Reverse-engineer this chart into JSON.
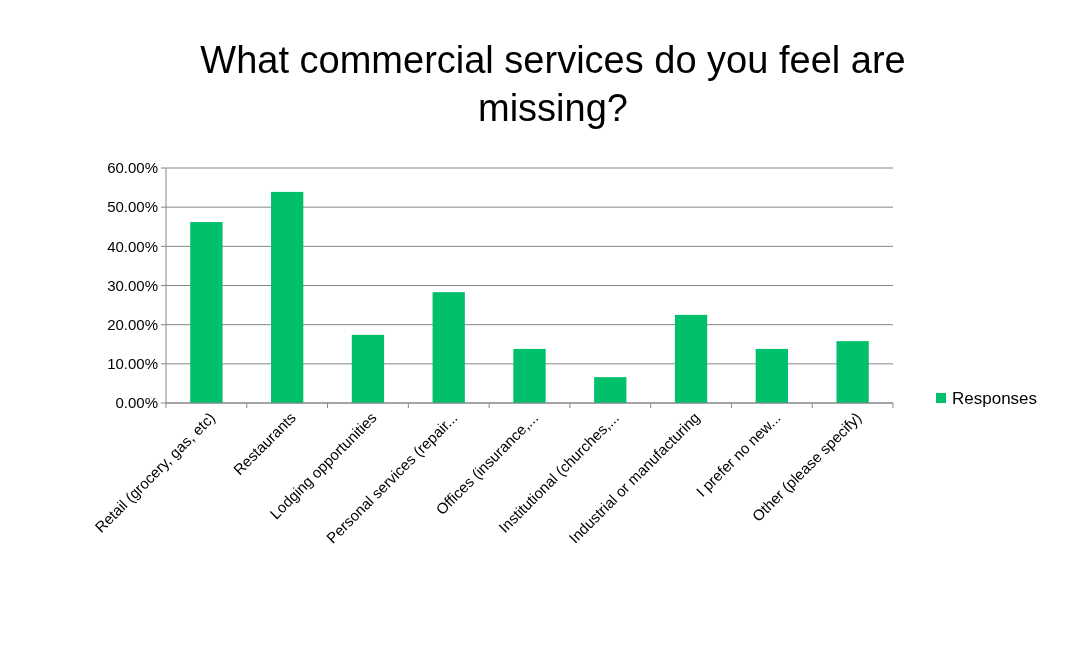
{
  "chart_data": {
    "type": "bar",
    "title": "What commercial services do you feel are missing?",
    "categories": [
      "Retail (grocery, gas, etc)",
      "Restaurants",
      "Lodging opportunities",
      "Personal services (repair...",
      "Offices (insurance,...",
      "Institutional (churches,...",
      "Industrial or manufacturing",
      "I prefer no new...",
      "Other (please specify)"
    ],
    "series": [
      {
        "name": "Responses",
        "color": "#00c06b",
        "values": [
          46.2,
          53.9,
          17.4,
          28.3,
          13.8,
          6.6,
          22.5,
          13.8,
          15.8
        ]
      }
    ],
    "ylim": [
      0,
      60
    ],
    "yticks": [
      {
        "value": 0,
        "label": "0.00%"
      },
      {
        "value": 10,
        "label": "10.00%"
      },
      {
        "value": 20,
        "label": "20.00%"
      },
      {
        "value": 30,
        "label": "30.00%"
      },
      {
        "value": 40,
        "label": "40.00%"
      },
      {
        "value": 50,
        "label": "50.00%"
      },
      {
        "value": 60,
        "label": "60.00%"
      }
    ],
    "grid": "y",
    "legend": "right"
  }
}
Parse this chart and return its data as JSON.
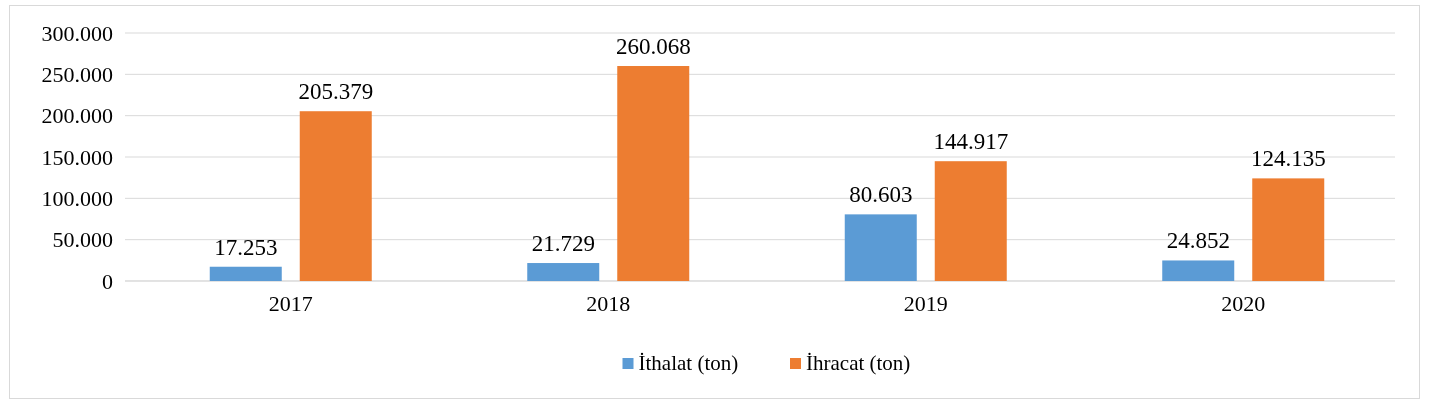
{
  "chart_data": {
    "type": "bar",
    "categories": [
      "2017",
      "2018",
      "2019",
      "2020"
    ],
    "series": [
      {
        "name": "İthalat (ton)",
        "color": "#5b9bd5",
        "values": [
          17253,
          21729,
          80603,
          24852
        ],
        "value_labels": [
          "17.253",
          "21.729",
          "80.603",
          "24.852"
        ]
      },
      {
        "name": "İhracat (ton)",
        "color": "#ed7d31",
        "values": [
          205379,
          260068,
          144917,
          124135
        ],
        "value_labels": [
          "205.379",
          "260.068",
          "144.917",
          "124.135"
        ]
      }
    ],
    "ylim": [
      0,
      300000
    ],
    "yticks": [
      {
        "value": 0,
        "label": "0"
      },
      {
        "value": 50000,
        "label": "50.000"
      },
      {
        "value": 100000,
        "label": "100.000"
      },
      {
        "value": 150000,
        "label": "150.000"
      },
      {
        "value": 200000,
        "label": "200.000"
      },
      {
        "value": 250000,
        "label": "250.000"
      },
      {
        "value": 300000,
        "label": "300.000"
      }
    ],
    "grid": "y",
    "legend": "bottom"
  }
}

_ _ _ _ _ _ _

### Requirement
Leave out all pictures, then copy the remaining material exactly.

### Exercise solution
Reverse-engineer this chart into JSON.
{
  "chart_data": {
    "type": "bar",
    "title": "What commercial services do you feel are missing?",
    "categories": [
      "Retail (grocery, gas, etc)",
      "Restaurants",
      "Lodging opportunities",
      "Personal services (repair...",
      "Offices (insurance,...",
      "Institutional (churches,...",
      "Industrial or manufacturing",
      "I prefer no new...",
      "Other (please specify)"
    ],
    "series": [
      {
        "name": "Responses",
        "color": "#00c06b",
        "values": [
          46.2,
          53.9,
          17.4,
          28.3,
          13.8,
          6.6,
          22.5,
          13.8,
          15.8
        ]
      }
    ],
    "ylim": [
      0,
      60
    ],
    "yticks": [
      {
        "value": 0,
        "label": "0.00%"
      },
      {
        "value": 10,
        "label": "10.00%"
      },
      {
        "value": 20,
        "label": "20.00%"
      },
      {
        "value": 30,
        "label": "30.00%"
      },
      {
        "value": 40,
        "label": "40.00%"
      },
      {
        "value": 50,
        "label": "50.00%"
      },
      {
        "value": 60,
        "label": "60.00%"
      }
    ],
    "grid": "y",
    "legend": "right"
  }
}
Parse this chart and return its data as JSON.
{
  "chart_data": {
    "type": "bar",
    "categories": [
      "2017",
      "2018",
      "2019",
      "2020"
    ],
    "series": [
      {
        "name": "İthalat (ton)",
        "color": "#5b9bd5",
        "values": [
          17253,
          21729,
          80603,
          24852
        ],
        "value_labels": [
          "17.253",
          "21.729",
          "80.603",
          "24.852"
        ]
      },
      {
        "name": "İhracat (ton)",
        "color": "#ed7d31",
        "values": [
          205379,
          260068,
          144917,
          124135
        ],
        "value_labels": [
          "205.379",
          "260.068",
          "144.917",
          "124.135"
        ]
      }
    ],
    "ylim": [
      0,
      300000
    ],
    "yticks": [
      {
        "value": 0,
        "label": "0"
      },
      {
        "value": 50000,
        "label": "50.000"
      },
      {
        "value": 100000,
        "label": "100.000"
      },
      {
        "value": 150000,
        "label": "150.000"
      },
      {
        "value": 200000,
        "label": "200.000"
      },
      {
        "value": 250000,
        "label": "250.000"
      },
      {
        "value": 300000,
        "label": "300.000"
      }
    ],
    "grid": "y",
    "legend": "bottom"
  }
}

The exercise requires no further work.